AIM OF THE TASK >> Copy out word for word the lines of the data, starting with the very first line and going on through the line that contains "x-tick-label: 16:00: [468, 722, 500, 735]". Include both of those lines.

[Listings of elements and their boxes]
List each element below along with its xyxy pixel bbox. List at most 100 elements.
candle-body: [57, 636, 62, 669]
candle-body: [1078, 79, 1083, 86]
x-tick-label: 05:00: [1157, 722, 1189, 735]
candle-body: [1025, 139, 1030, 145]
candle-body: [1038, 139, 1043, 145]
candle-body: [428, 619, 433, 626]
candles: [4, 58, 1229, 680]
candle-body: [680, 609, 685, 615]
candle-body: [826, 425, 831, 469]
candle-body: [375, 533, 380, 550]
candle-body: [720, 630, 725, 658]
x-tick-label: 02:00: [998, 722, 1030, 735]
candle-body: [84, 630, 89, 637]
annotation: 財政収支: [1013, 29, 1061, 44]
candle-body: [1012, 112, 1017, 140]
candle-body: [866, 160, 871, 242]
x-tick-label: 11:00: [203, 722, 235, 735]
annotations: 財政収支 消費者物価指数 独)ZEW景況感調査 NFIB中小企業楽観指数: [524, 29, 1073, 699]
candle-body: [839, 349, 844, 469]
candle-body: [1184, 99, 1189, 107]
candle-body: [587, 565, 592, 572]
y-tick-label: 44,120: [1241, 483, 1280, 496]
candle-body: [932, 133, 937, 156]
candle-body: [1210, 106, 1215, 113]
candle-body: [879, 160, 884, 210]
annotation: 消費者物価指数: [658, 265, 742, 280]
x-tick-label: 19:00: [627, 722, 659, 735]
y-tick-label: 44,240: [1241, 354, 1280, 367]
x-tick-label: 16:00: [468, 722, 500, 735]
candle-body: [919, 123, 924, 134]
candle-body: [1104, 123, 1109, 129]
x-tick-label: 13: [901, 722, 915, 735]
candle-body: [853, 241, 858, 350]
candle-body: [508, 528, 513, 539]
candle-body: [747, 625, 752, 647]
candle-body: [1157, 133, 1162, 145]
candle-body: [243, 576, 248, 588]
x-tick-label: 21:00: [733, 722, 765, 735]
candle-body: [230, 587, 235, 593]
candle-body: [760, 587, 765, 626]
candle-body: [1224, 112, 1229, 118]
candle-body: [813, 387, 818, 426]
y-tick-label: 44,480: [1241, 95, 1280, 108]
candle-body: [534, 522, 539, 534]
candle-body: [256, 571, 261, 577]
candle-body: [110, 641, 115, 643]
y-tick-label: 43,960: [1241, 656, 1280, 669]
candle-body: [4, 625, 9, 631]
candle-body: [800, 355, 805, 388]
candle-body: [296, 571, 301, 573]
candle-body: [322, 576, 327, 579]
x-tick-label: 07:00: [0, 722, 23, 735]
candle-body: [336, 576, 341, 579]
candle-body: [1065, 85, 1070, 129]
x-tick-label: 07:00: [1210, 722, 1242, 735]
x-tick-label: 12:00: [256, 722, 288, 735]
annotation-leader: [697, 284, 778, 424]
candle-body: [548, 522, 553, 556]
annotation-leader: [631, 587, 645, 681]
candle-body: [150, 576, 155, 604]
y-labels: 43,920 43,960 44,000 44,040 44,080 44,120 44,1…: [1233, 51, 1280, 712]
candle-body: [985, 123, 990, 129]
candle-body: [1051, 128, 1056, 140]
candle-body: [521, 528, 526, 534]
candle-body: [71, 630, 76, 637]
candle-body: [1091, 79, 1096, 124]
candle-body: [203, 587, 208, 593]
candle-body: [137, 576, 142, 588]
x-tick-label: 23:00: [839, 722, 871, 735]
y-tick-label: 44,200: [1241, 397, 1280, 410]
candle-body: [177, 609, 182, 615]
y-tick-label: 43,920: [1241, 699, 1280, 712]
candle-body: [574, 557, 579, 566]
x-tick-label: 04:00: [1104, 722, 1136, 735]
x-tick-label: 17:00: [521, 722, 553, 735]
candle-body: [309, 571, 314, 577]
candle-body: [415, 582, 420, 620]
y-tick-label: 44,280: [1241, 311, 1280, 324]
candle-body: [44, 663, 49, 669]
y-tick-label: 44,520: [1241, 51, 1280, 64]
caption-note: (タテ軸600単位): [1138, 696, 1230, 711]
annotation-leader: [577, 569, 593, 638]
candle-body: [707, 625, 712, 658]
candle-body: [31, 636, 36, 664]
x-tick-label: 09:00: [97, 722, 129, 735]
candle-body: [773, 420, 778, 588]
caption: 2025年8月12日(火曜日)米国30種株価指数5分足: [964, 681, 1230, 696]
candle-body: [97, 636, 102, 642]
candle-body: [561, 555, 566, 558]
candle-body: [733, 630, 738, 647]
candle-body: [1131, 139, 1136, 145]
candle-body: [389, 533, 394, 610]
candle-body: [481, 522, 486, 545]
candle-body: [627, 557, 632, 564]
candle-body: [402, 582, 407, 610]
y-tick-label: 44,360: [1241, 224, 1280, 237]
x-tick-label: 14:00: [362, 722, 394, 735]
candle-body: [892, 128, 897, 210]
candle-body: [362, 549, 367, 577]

TASK RESULT >>
List each element below along with its xyxy pixel bbox. List at most 100 elements.
candle-body: [57, 636, 62, 669]
candle-body: [1078, 79, 1083, 86]
x-tick-label: 05:00: [1157, 722, 1189, 735]
candle-body: [1025, 139, 1030, 145]
candle-body: [1038, 139, 1043, 145]
candle-body: [428, 619, 433, 626]
candles: [4, 58, 1229, 680]
candle-body: [680, 609, 685, 615]
candle-body: [826, 425, 831, 469]
candle-body: [375, 533, 380, 550]
candle-body: [720, 630, 725, 658]
x-tick-label: 02:00: [998, 722, 1030, 735]
candle-body: [84, 630, 89, 637]
annotation: 財政収支: [1013, 29, 1061, 44]
candle-body: [1012, 112, 1017, 140]
candle-body: [866, 160, 871, 242]
x-tick-label: 11:00: [203, 722, 235, 735]
annotations: 財政収支 消費者物価指数 独)ZEW景況感調査 NFIB中小企業楽観指数: [524, 29, 1073, 699]
candle-body: [839, 349, 844, 469]
candle-body: [1184, 99, 1189, 107]
candle-body: [587, 565, 592, 572]
y-tick-label: 44,120: [1241, 483, 1280, 496]
candle-body: [932, 133, 937, 156]
candle-body: [1210, 106, 1215, 113]
candle-body: [879, 160, 884, 210]
annotation: 消費者物価指数: [658, 265, 742, 280]
x-tick-label: 19:00: [627, 722, 659, 735]
y-tick-label: 44,240: [1241, 354, 1280, 367]
x-tick-label: 16:00: [468, 722, 500, 735]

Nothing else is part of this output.